• _REQUIREMENT_:
All of the data that follows should be retyped exactly, please, except the pictures.

## start RAW RECORDS

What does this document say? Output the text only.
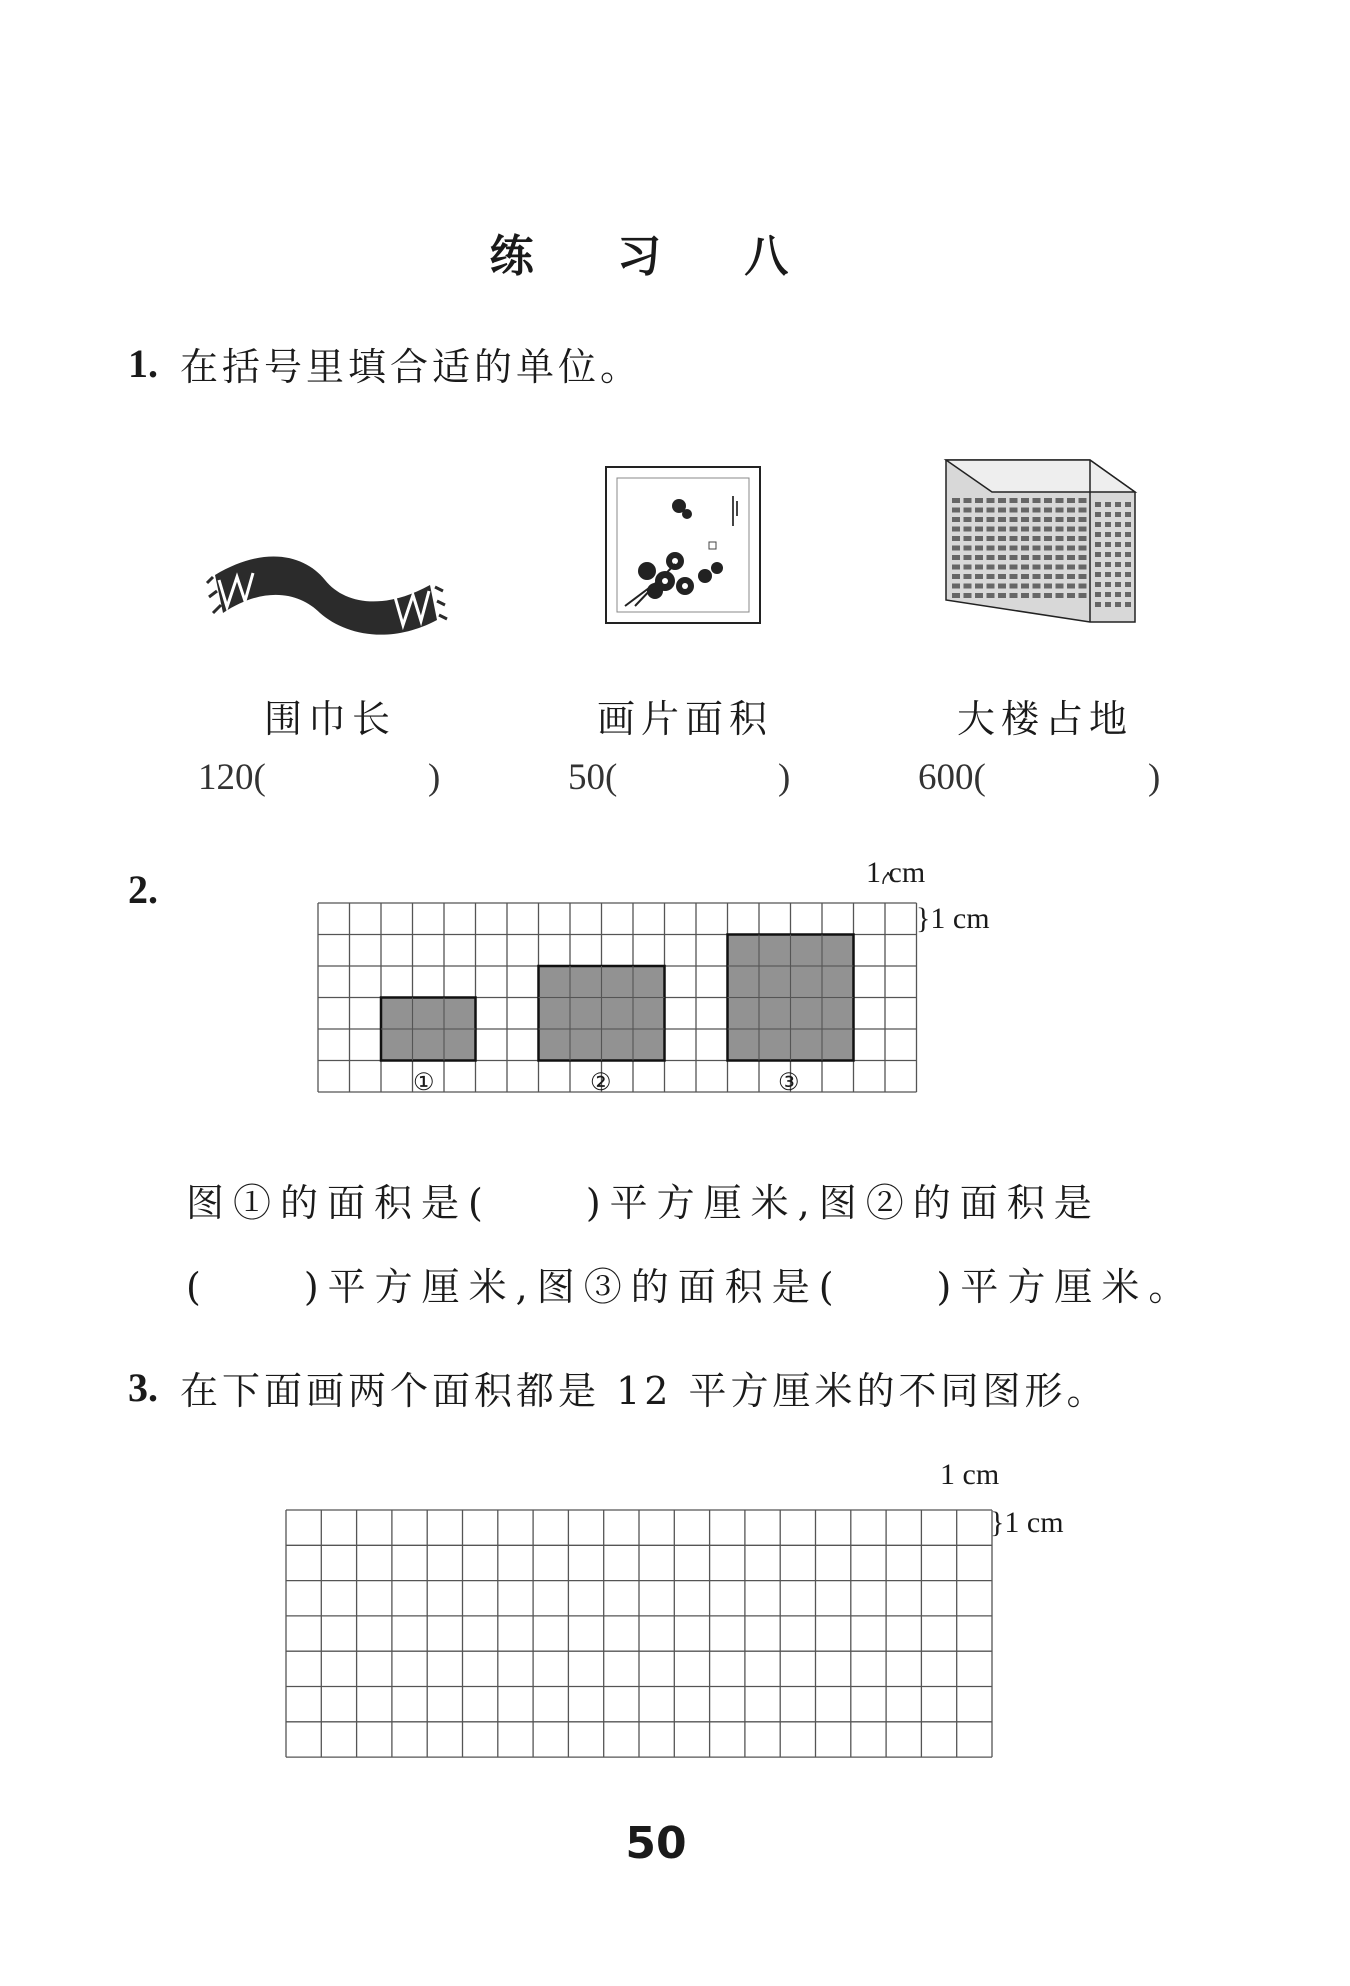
练 习 八
1. 在括号里填合适的单位。
围巾长	画片面积	大楼占地
120(	)	50(	)	600(	)
2.	1 cm
}1 cm
①	②	③
图①的面积是(　　)平方厘米,图②的面积是
(　　)平方厘米,图③的面积是(　　)平方厘米。
3. 在下面画两个面积都是 12 平方厘米的不同图形。
1 cm
}1 cm
50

## end RAW RECORDS

• _ANSWER TO THIS TASK_:
What does this document say? Output the text only.
练 习 八
1. 在括号里填合适的单位。
围巾长	画片面积	大楼占地
120(	)	50(	)	600(	)
2.	1 cm
}1 cm
①	②	③
图①的面积是(　　)平方厘米,图②的面积是
(　　)平方厘米,图③的面积是(　　)平方厘米。
3. 在下面画两个面积都是 12 平方厘米的不同图形。
1 cm
}1 cm
50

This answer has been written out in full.